- [THE REQUEST]:
Write out each record again exactly as it stands.

[START SUPPLIED RECORDS]

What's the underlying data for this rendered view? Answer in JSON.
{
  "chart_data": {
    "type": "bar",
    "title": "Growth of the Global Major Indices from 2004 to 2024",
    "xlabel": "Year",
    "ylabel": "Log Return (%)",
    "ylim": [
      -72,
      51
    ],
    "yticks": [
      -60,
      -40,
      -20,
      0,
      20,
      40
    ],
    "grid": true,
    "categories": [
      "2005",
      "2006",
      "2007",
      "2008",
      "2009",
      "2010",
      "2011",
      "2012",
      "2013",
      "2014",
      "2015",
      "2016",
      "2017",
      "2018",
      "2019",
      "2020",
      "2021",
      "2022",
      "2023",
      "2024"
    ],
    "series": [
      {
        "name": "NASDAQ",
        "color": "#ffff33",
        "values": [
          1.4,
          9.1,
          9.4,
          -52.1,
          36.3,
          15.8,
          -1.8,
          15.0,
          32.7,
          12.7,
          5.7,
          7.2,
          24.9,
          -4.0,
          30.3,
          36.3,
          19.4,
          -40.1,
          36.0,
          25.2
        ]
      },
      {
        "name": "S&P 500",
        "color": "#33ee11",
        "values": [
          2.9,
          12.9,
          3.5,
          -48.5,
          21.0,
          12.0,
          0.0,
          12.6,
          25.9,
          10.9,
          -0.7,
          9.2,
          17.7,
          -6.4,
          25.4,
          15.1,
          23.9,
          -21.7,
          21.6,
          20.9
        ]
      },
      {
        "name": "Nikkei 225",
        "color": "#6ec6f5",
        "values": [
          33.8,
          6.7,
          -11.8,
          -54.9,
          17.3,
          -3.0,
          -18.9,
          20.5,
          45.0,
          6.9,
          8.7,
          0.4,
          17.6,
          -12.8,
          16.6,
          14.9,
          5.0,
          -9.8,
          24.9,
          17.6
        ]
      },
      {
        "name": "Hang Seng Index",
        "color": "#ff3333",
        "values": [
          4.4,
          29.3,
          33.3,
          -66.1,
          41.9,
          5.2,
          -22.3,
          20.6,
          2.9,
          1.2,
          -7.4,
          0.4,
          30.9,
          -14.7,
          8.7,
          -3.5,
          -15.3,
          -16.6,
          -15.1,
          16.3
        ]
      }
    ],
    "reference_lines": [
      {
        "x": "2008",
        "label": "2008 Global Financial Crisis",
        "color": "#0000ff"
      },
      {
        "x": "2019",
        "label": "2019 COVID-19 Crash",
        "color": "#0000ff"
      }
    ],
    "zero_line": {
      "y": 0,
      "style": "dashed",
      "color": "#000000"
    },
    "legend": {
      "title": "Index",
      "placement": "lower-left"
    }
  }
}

[END SUPPLIED RECORDS]

- [EXERCISE RESPONSE]:
What's the underlying data for this rendered view? Answer in JSON.
{
  "chart_data": {
    "type": "bar",
    "title": "Growth of the Global Major Indices from 2004 to 2024",
    "xlabel": "Year",
    "ylabel": "Log Return (%)",
    "ylim": [
      -72,
      51
    ],
    "yticks": [
      -60,
      -40,
      -20,
      0,
      20,
      40
    ],
    "grid": true,
    "categories": [
      "2005",
      "2006",
      "2007",
      "2008",
      "2009",
      "2010",
      "2011",
      "2012",
      "2013",
      "2014",
      "2015",
      "2016",
      "2017",
      "2018",
      "2019",
      "2020",
      "2021",
      "2022",
      "2023",
      "2024"
    ],
    "series": [
      {
        "name": "NASDAQ",
        "color": "#ffff33",
        "values": [
          1.4,
          9.1,
          9.4,
          -52.1,
          36.3,
          15.8,
          -1.8,
          15.0,
          32.7,
          12.7,
          5.7,
          7.2,
          24.9,
          -4.0,
          30.3,
          36.3,
          19.4,
          -40.1,
          36.0,
          25.2
        ]
      },
      {
        "name": "S&P 500",
        "color": "#33ee11",
        "values": [
          2.9,
          12.9,
          3.5,
          -48.5,
          21.0,
          12.0,
          0.0,
          12.6,
          25.9,
          10.9,
          -0.7,
          9.2,
          17.7,
          -6.4,
          25.4,
          15.1,
          23.9,
          -21.7,
          21.6,
          20.9
        ]
      },
      {
        "name": "Nikkei 225",
        "color": "#6ec6f5",
        "values": [
          33.8,
          6.7,
          -11.8,
          -54.9,
          17.3,
          -3.0,
          -18.9,
          20.5,
          45.0,
          6.9,
          8.7,
          0.4,
          17.6,
          -12.8,
          16.6,
          14.9,
          5.0,
          -9.8,
          24.9,
          17.6
        ]
      },
      {
        "name": "Hang Seng Index",
        "color": "#ff3333",
        "values": [
          4.4,
          29.3,
          33.3,
          -66.1,
          41.9,
          5.2,
          -22.3,
          20.6,
          2.9,
          1.2,
          -7.4,
          0.4,
          30.9,
          -14.7,
          8.7,
          -3.5,
          -15.3,
          -16.6,
          -15.1,
          16.3
        ]
      }
    ],
    "reference_lines": [
      {
        "x": "2008",
        "label": "2008 Global Financial Crisis",
        "color": "#0000ff"
      },
      {
        "x": "2019",
        "label": "2019 COVID-19 Crash",
        "color": "#0000ff"
      }
    ],
    "zero_line": {
      "y": 0,
      "style": "dashed",
      "color": "#000000"
    },
    "legend": {
      "title": "Index",
      "placement": "lower-left"
    }
  }
}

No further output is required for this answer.